##### Extracted entries #####

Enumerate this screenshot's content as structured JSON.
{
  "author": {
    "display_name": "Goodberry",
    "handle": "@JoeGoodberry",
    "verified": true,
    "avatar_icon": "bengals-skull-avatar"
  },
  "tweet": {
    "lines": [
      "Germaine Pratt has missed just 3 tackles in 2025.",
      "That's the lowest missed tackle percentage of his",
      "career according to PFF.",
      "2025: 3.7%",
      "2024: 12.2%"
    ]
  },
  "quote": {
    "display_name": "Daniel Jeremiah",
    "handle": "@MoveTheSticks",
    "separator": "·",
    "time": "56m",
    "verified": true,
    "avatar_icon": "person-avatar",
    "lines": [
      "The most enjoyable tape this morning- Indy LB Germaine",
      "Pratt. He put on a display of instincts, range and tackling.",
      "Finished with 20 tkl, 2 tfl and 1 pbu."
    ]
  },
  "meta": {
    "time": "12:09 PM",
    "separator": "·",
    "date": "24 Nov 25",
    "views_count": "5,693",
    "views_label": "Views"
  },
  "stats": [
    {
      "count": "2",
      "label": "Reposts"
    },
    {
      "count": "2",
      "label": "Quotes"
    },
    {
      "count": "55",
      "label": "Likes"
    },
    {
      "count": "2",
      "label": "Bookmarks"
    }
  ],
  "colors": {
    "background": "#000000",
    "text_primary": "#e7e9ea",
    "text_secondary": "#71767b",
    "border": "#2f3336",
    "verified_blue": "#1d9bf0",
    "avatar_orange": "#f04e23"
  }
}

#####

Your goal. Check each line of the entries above for the word "missed". List the ones that have it.

Task response.
      "Germaine Pratt has missed just 3 tackles in 2025.",
      "That's the lowest missed tackle percentage of his",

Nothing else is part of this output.